#### What you should do:
Please reproduce all of the entries exactly, without omitting any.

Transcription dataset entries
::::
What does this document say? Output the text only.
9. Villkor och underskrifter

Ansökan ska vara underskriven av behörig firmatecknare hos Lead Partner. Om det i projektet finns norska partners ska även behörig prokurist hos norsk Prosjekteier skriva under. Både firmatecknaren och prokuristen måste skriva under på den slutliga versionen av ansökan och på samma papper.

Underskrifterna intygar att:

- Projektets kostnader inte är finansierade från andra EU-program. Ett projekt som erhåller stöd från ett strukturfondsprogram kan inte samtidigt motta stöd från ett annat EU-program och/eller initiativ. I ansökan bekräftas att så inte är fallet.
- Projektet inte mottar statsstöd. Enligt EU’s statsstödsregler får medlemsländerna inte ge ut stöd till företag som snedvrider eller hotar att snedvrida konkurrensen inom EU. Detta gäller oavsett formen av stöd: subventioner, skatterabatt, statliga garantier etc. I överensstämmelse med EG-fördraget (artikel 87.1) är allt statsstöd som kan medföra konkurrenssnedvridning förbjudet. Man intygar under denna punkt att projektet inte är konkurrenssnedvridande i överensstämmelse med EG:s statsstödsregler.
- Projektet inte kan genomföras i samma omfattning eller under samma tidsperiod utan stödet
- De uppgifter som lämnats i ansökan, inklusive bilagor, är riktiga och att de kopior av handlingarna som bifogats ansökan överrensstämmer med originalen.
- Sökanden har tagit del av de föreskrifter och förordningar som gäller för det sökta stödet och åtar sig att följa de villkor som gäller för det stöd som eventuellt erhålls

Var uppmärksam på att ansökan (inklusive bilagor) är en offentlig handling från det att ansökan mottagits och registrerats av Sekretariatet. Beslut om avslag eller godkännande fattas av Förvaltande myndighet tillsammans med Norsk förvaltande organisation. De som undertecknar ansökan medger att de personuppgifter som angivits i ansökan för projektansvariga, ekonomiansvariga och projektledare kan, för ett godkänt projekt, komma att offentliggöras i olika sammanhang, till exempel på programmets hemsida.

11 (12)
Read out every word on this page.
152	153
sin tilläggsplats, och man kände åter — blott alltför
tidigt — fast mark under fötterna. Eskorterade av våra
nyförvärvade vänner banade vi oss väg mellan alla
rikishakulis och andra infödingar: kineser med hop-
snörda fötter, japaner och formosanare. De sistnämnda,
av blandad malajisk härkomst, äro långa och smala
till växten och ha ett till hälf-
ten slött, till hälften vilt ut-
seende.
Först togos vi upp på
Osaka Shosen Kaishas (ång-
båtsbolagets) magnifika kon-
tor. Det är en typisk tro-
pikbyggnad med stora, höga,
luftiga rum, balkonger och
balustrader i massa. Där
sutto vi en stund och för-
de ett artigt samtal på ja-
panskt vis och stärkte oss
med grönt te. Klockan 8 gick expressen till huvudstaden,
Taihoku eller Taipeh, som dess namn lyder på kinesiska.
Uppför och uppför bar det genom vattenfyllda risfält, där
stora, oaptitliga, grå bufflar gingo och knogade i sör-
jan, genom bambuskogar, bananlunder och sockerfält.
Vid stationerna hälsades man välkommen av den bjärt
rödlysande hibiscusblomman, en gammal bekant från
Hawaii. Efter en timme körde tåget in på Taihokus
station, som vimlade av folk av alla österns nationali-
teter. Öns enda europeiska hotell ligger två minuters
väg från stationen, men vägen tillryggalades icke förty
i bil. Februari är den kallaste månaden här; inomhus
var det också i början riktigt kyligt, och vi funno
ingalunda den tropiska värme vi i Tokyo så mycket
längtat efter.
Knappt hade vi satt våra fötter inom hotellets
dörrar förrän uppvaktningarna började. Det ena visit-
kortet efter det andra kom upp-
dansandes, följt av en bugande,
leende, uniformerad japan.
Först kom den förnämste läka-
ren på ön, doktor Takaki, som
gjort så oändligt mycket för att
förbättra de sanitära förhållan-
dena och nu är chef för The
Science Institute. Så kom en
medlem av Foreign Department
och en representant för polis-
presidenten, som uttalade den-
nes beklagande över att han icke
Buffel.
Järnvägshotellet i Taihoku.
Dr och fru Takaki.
::::
#### Solution for this problem:
What does this document say? Output the text only.
9. Villkor och underskrifter

Ansökan ska vara underskriven av behörig firmatecknare hos Lead Partner. Om det i projektet finns norska partners ska även behörig prokurist hos norsk Prosjekteier skriva under. Både firmatecknaren och prokuristen måste skriva under på den slutliga versionen av ansökan och på samma papper.

Underskrifterna intygar att:

- Projektets kostnader inte är finansierade från andra EU-program. Ett projekt som erhåller stöd från ett strukturfondsprogram kan inte samtidigt motta stöd från ett annat EU-program och/eller initiativ. I ansökan bekräftas att så inte är fallet.
- Projektet inte mottar statsstöd. Enligt EU’s statsstödsregler får medlemsländerna inte ge ut stöd till företag som snedvrider eller hotar att snedvrida konkurrensen inom EU. Detta gäller oavsett formen av stöd: subventioner, skatterabatt, statliga garantier etc. I överensstämmelse med EG-fördraget (artikel 87.1) är allt statsstöd som kan medföra konkurrenssnedvridning förbjudet. Man intygar under denna punkt att projektet inte är konkurrenssnedvridande i överensstämmelse med EG:s statsstödsregler.
- Projektet inte kan genomföras i samma omfattning eller under samma tidsperiod utan stödet
- De uppgifter som lämnats i ansökan, inklusive bilagor, är riktiga och att de kopior av handlingarna som bifogats ansökan överrensstämmer med originalen.
- Sökanden har tagit del av de föreskrifter och förordningar som gäller för det sökta stödet och åtar sig att följa de villkor som gäller för det stöd som eventuellt erhålls

Var uppmärksam på att ansökan (inklusive bilagor) är en offentlig handling från det att ansökan mottagits och registrerats av Sekretariatet. Beslut om avslag eller godkännande fattas av Förvaltande myndighet tillsammans med Norsk förvaltande organisation. De som undertecknar ansökan medger att de personuppgifter som angivits i ansökan för projektansvariga, ekonomiansvariga och projektledare kan, för ett godkänt projekt, komma att offentliggöras i olika sammanhang, till exempel på programmets hemsida.

11 (12)
Read out every word on this page.
152	153
sin tilläggsplats, och man kände åter — blott alltför
tidigt — fast mark under fötterna. Eskorterade av våra
nyförvärvade vänner banade vi oss väg mellan alla
rikishakulis och andra infödingar: kineser med hop-
snörda fötter, japaner och formosanare. De sistnämnda,
av blandad malajisk härkomst, äro långa och smala
till växten och ha ett till hälf-
ten slött, till hälften vilt ut-
seende.
Först togos vi upp på
Osaka Shosen Kaishas (ång-
båtsbolagets) magnifika kon-
tor. Det är en typisk tro-
pikbyggnad med stora, höga,
luftiga rum, balkonger och
balustrader i massa. Där
sutto vi en stund och för-
de ett artigt samtal på ja-
panskt vis och stärkte oss
med grönt te. Klockan 8 gick expressen till huvudstaden,
Taihoku eller Taipeh, som dess namn lyder på kinesiska.
Uppför och uppför bar det genom vattenfyllda risfält, där
stora, oaptitliga, grå bufflar gingo och knogade i sör-
jan, genom bambuskogar, bananlunder och sockerfält.
Vid stationerna hälsades man välkommen av den bjärt
rödlysande hibiscusblomman, en gammal bekant från
Hawaii. Efter en timme körde tåget in på Taihokus
station, som vimlade av folk av alla österns nationali-
teter. Öns enda europeiska hotell ligger två minuters
väg från stationen, men vägen tillryggalades icke förty
i bil. Februari är den kallaste månaden här; inomhus
var det också i början riktigt kyligt, och vi funno
ingalunda den tropiska värme vi i Tokyo så mycket
längtat efter.
Knappt hade vi satt våra fötter inom hotellets
dörrar förrän uppvaktningarna började. Det ena visit-
kortet efter det andra kom upp-
dansandes, följt av en bugande,
leende, uniformerad japan.
Först kom den förnämste läka-
ren på ön, doktor Takaki, som
gjort så oändligt mycket för att
förbättra de sanitära förhållan-
dena och nu är chef för The
Science Institute. Så kom en
medlem av Foreign Department
och en representant för polis-
presidenten, som uttalade den-
nes beklagande över att han icke
Buffel.
Järnvägshotellet i Taihoku.
Dr och fru Takaki.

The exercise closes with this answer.